▸ WHAT THIS TASK INVOLVES
Reproduce the listing below in full and without alteration, apart from its pictures.

□ □ □ □ □ □ □

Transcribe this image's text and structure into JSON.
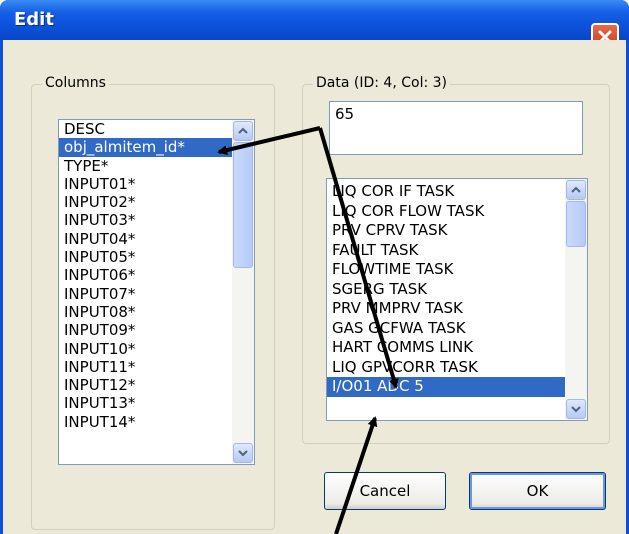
{
  "window": {
    "title": "Edit"
  },
  "columns_group": {
    "label": "Columns",
    "items": [
      "DESC",
      "obj_almitem_id*",
      "TYPE*",
      "INPUT01*",
      "INPUT02*",
      "INPUT03*",
      "INPUT04*",
      "INPUT05*",
      "INPUT06*",
      "INPUT07*",
      "INPUT08*",
      "INPUT09*",
      "INPUT10*",
      "INPUT11*",
      "INPUT12*",
      "INPUT13*",
      "INPUT14*"
    ],
    "selected_index": 1
  },
  "data_group": {
    "label": "Data (ID: 4, Col: 3)",
    "value": "65",
    "options": [
      "LIQ COR IF TASK",
      "LIQ COR FLOW TASK",
      "PRV CPRV TASK",
      "FAULT TASK",
      "FLOWTIME TASK",
      "SGERG TASK",
      "PRV MMPRV TASK",
      "GAS GCFWA TASK",
      "HART COMMS LINK",
      "LIQ GPVCORR TASK",
      "I/O01 ADC 5"
    ],
    "selected_index": 10
  },
  "buttons": {
    "cancel": "Cancel",
    "ok": "OK"
  },
  "icons": {
    "close": "close-icon",
    "scroll_up": "scroll-up-arrow-icon",
    "scroll_down": "scroll-down-arrow-icon"
  },
  "colors": {
    "selection": "#316ac5",
    "titlebar": "#0a50d8",
    "dialog_bg": "#ece9d8"
  }
}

□ □ □ □ □ □ □

▸ ANSWER FOR THE TASK
Transcribe this image's text and structure into JSON.
{
  "window": {
    "title": "Edit"
  },
  "columns_group": {
    "label": "Columns",
    "items": [
      "DESC",
      "obj_almitem_id*",
      "TYPE*",
      "INPUT01*",
      "INPUT02*",
      "INPUT03*",
      "INPUT04*",
      "INPUT05*",
      "INPUT06*",
      "INPUT07*",
      "INPUT08*",
      "INPUT09*",
      "INPUT10*",
      "INPUT11*",
      "INPUT12*",
      "INPUT13*",
      "INPUT14*"
    ],
    "selected_index": 1
  },
  "data_group": {
    "label": "Data (ID: 4, Col: 3)",
    "value": "65",
    "options": [
      "LIQ COR IF TASK",
      "LIQ COR FLOW TASK",
      "PRV CPRV TASK",
      "FAULT TASK",
      "FLOWTIME TASK",
      "SGERG TASK",
      "PRV MMPRV TASK",
      "GAS GCFWA TASK",
      "HART COMMS LINK",
      "LIQ GPVCORR TASK",
      "I/O01 ADC 5"
    ],
    "selected_index": 10
  },
  "buttons": {
    "cancel": "Cancel",
    "ok": "OK"
  },
  "icons": {
    "close": "close-icon",
    "scroll_up": "scroll-up-arrow-icon",
    "scroll_down": "scroll-down-arrow-icon"
  },
  "colors": {
    "selection": "#316ac5",
    "titlebar": "#0a50d8",
    "dialog_bg": "#ece9d8"
  }
}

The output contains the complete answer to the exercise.